Repeat the whole listing exactly as written.

[Begin MATERIAL SUPPLIED]

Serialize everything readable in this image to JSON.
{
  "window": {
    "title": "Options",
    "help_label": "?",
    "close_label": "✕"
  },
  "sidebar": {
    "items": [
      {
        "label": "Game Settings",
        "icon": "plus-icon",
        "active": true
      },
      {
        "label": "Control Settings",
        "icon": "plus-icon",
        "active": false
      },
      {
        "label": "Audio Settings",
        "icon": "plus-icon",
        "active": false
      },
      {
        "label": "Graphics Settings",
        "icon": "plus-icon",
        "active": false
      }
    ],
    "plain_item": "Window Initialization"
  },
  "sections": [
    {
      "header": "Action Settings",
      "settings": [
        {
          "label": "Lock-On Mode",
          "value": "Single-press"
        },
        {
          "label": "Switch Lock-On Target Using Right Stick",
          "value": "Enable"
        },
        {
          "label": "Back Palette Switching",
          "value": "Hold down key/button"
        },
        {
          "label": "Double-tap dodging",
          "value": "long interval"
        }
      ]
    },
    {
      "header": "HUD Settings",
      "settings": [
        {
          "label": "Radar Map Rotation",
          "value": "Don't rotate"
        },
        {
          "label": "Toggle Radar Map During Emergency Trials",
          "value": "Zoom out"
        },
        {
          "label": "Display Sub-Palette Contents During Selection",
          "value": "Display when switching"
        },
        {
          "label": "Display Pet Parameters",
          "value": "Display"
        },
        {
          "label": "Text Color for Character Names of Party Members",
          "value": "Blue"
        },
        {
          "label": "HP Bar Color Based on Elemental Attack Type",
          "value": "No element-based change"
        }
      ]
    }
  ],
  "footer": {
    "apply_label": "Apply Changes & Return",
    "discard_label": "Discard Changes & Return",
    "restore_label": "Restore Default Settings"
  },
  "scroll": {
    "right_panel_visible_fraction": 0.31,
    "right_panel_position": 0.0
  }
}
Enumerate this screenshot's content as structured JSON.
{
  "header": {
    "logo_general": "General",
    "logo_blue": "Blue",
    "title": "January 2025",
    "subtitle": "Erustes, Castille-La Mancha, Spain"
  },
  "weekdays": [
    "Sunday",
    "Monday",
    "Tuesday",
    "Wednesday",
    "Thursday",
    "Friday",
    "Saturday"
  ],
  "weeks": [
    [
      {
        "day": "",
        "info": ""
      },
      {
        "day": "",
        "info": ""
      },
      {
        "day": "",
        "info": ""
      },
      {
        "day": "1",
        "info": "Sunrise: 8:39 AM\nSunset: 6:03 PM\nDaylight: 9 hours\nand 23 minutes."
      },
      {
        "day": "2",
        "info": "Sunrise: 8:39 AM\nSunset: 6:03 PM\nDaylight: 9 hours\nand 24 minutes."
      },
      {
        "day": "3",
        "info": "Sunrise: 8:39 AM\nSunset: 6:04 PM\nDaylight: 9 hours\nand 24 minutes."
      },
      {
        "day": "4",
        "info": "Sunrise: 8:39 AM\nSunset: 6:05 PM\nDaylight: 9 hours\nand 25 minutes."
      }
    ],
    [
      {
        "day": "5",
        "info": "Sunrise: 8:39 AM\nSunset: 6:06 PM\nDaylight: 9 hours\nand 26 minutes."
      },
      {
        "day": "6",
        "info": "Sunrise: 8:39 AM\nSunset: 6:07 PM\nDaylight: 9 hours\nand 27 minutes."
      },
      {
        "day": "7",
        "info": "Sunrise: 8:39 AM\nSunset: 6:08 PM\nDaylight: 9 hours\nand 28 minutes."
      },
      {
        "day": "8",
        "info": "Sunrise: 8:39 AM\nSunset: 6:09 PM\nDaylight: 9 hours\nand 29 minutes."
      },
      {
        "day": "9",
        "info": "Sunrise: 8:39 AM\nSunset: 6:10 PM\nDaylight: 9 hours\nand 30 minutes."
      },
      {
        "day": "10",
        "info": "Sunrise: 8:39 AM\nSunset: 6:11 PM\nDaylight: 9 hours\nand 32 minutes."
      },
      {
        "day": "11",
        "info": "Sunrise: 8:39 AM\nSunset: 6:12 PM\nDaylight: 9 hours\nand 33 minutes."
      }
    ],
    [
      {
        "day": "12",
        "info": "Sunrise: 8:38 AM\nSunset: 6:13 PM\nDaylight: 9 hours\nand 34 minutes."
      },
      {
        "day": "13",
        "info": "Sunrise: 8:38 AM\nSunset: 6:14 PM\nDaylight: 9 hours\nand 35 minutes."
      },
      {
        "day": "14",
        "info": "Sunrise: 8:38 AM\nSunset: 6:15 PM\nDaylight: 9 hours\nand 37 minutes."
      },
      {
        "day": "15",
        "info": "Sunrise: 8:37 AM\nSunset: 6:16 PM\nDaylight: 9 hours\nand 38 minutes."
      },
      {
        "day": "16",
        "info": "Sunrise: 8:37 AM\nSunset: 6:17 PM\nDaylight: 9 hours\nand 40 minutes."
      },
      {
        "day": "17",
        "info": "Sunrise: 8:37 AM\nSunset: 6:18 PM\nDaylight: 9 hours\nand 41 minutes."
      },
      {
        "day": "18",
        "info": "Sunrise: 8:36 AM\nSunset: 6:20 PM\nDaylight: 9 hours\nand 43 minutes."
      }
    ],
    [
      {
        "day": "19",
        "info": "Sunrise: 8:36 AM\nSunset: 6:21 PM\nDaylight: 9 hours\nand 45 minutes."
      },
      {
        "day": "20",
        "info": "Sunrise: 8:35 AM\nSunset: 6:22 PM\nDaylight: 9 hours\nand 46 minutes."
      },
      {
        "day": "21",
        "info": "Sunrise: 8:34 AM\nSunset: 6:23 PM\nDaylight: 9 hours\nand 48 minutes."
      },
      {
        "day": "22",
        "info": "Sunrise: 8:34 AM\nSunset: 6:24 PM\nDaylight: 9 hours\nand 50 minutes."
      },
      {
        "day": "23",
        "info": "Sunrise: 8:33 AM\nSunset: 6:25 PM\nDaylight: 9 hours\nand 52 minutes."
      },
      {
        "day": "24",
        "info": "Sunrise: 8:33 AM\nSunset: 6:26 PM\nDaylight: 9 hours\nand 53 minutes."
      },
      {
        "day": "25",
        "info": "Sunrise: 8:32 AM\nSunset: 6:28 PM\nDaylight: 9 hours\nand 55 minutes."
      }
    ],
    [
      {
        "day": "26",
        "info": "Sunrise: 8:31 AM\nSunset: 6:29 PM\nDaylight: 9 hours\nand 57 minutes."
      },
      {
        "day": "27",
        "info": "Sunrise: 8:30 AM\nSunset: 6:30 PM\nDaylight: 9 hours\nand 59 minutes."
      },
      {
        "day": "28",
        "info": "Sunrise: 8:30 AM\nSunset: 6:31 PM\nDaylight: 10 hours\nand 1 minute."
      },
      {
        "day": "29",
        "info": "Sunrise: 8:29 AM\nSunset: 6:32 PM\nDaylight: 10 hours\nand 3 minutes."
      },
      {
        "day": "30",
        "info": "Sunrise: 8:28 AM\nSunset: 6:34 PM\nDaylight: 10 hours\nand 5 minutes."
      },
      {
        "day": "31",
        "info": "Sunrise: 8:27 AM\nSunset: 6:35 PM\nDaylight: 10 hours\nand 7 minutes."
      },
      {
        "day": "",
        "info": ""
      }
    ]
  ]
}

[End MATERIAL SUPPLIED]

RESPONSE BELOW:
Serialize everything readable in this image to JSON.
{
  "window": {
    "title": "Options",
    "help_label": "?",
    "close_label": "✕"
  },
  "sidebar": {
    "items": [
      {
        "label": "Game Settings",
        "icon": "plus-icon",
        "active": true
      },
      {
        "label": "Control Settings",
        "icon": "plus-icon",
        "active": false
      },
      {
        "label": "Audio Settings",
        "icon": "plus-icon",
        "active": false
      },
      {
        "label": "Graphics Settings",
        "icon": "plus-icon",
        "active": false
      }
    ],
    "plain_item": "Window Initialization"
  },
  "sections": [
    {
      "header": "Action Settings",
      "settings": [
        {
          "label": "Lock-On Mode",
          "value": "Single-press"
        },
        {
          "label": "Switch Lock-On Target Using Right Stick",
          "value": "Enable"
        },
        {
          "label": "Back Palette Switching",
          "value": "Hold down key/button"
        },
        {
          "label": "Double-tap dodging",
          "value": "long interval"
        }
      ]
    },
    {
      "header": "HUD Settings",
      "settings": [
        {
          "label": "Radar Map Rotation",
          "value": "Don't rotate"
        },
        {
          "label": "Toggle Radar Map During Emergency Trials",
          "value": "Zoom out"
        },
        {
          "label": "Display Sub-Palette Contents During Selection",
          "value": "Display when switching"
        },
        {
          "label": "Display Pet Parameters",
          "value": "Display"
        },
        {
          "label": "Text Color for Character Names of Party Members",
          "value": "Blue"
        },
        {
          "label": "HP Bar Color Based on Elemental Attack Type",
          "value": "No element-based change"
        }
      ]
    }
  ],
  "footer": {
    "apply_label": "Apply Changes & Return",
    "discard_label": "Discard Changes & Return",
    "restore_label": "Restore Default Settings"
  },
  "scroll": {
    "right_panel_visible_fraction": 0.31,
    "right_panel_position": 0.0
  }
}
Enumerate this screenshot's content as structured JSON.
{
  "header": {
    "logo_general": "General",
    "logo_blue": "Blue",
    "title": "January 2025",
    "subtitle": "Erustes, Castille-La Mancha, Spain"
  },
  "weekdays": [
    "Sunday",
    "Monday",
    "Tuesday",
    "Wednesday",
    "Thursday",
    "Friday",
    "Saturday"
  ],
  "weeks": [
    [
      {
        "day": "",
        "info": ""
      },
      {
        "day": "",
        "info": ""
      },
      {
        "day": "",
        "info": ""
      },
      {
        "day": "1",
        "info": "Sunrise: 8:39 AM\nSunset: 6:03 PM\nDaylight: 9 hours\nand 23 minutes."
      },
      {
        "day": "2",
        "info": "Sunrise: 8:39 AM\nSunset: 6:03 PM\nDaylight: 9 hours\nand 24 minutes."
      },
      {
        "day": "3",
        "info": "Sunrise: 8:39 AM\nSunset: 6:04 PM\nDaylight: 9 hours\nand 24 minutes."
      },
      {
        "day": "4",
        "info": "Sunrise: 8:39 AM\nSunset: 6:05 PM\nDaylight: 9 hours\nand 25 minutes."
      }
    ],
    [
      {
        "day": "5",
        "info": "Sunrise: 8:39 AM\nSunset: 6:06 PM\nDaylight: 9 hours\nand 26 minutes."
      },
      {
        "day": "6",
        "info": "Sunrise: 8:39 AM\nSunset: 6:07 PM\nDaylight: 9 hours\nand 27 minutes."
      },
      {
        "day": "7",
        "info": "Sunrise: 8:39 AM\nSunset: 6:08 PM\nDaylight: 9 hours\nand 28 minutes."
      },
      {
        "day": "8",
        "info": "Sunrise: 8:39 AM\nSunset: 6:09 PM\nDaylight: 9 hours\nand 29 minutes."
      },
      {
        "day": "9",
        "info": "Sunrise: 8:39 AM\nSunset: 6:10 PM\nDaylight: 9 hours\nand 30 minutes."
      },
      {
        "day": "10",
        "info": "Sunrise: 8:39 AM\nSunset: 6:11 PM\nDaylight: 9 hours\nand 32 minutes."
      },
      {
        "day": "11",
        "info": "Sunrise: 8:39 AM\nSunset: 6:12 PM\nDaylight: 9 hours\nand 33 minutes."
      }
    ],
    [
      {
        "day": "12",
        "info": "Sunrise: 8:38 AM\nSunset: 6:13 PM\nDaylight: 9 hours\nand 34 minutes."
      },
      {
        "day": "13",
        "info": "Sunrise: 8:38 AM\nSunset: 6:14 PM\nDaylight: 9 hours\nand 35 minutes."
      },
      {
        "day": "14",
        "info": "Sunrise: 8:38 AM\nSunset: 6:15 PM\nDaylight: 9 hours\nand 37 minutes."
      },
      {
        "day": "15",
        "info": "Sunrise: 8:37 AM\nSunset: 6:16 PM\nDaylight: 9 hours\nand 38 minutes."
      },
      {
        "day": "16",
        "info": "Sunrise: 8:37 AM\nSunset: 6:17 PM\nDaylight: 9 hours\nand 40 minutes."
      },
      {
        "day": "17",
        "info": "Sunrise: 8:37 AM\nSunset: 6:18 PM\nDaylight: 9 hours\nand 41 minutes."
      },
      {
        "day": "18",
        "info": "Sunrise: 8:36 AM\nSunset: 6:20 PM\nDaylight: 9 hours\nand 43 minutes."
      }
    ],
    [
      {
        "day": "19",
        "info": "Sunrise: 8:36 AM\nSunset: 6:21 PM\nDaylight: 9 hours\nand 45 minutes."
      },
      {
        "day": "20",
        "info": "Sunrise: 8:35 AM\nSunset: 6:22 PM\nDaylight: 9 hours\nand 46 minutes."
      },
      {
        "day": "21",
        "info": "Sunrise: 8:34 AM\nSunset: 6:23 PM\nDaylight: 9 hours\nand 48 minutes."
      },
      {
        "day": "22",
        "info": "Sunrise: 8:34 AM\nSunset: 6:24 PM\nDaylight: 9 hours\nand 50 minutes."
      },
      {
        "day": "23",
        "info": "Sunrise: 8:33 AM\nSunset: 6:25 PM\nDaylight: 9 hours\nand 52 minutes."
      },
      {
        "day": "24",
        "info": "Sunrise: 8:33 AM\nSunset: 6:26 PM\nDaylight: 9 hours\nand 53 minutes."
      },
      {
        "day": "25",
        "info": "Sunrise: 8:32 AM\nSunset: 6:28 PM\nDaylight: 9 hours\nand 55 minutes."
      }
    ],
    [
      {
        "day": "26",
        "info": "Sunrise: 8:31 AM\nSunset: 6:29 PM\nDaylight: 9 hours\nand 57 minutes."
      },
      {
        "day": "27",
        "info": "Sunrise: 8:30 AM\nSunset: 6:30 PM\nDaylight: 9 hours\nand 59 minutes."
      },
      {
        "day": "28",
        "info": "Sunrise: 8:30 AM\nSunset: 6:31 PM\nDaylight: 10 hours\nand 1 minute."
      },
      {
        "day": "29",
        "info": "Sunrise: 8:29 AM\nSunset: 6:32 PM\nDaylight: 10 hours\nand 3 minutes."
      },
      {
        "day": "30",
        "info": "Sunrise: 8:28 AM\nSunset: 6:34 PM\nDaylight: 10 hours\nand 5 minutes."
      },
      {
        "day": "31",
        "info": "Sunrise: 8:27 AM\nSunset: 6:35 PM\nDaylight: 10 hours\nand 7 minutes."
      },
      {
        "day": "",
        "info": ""
      }
    ]
  ]
}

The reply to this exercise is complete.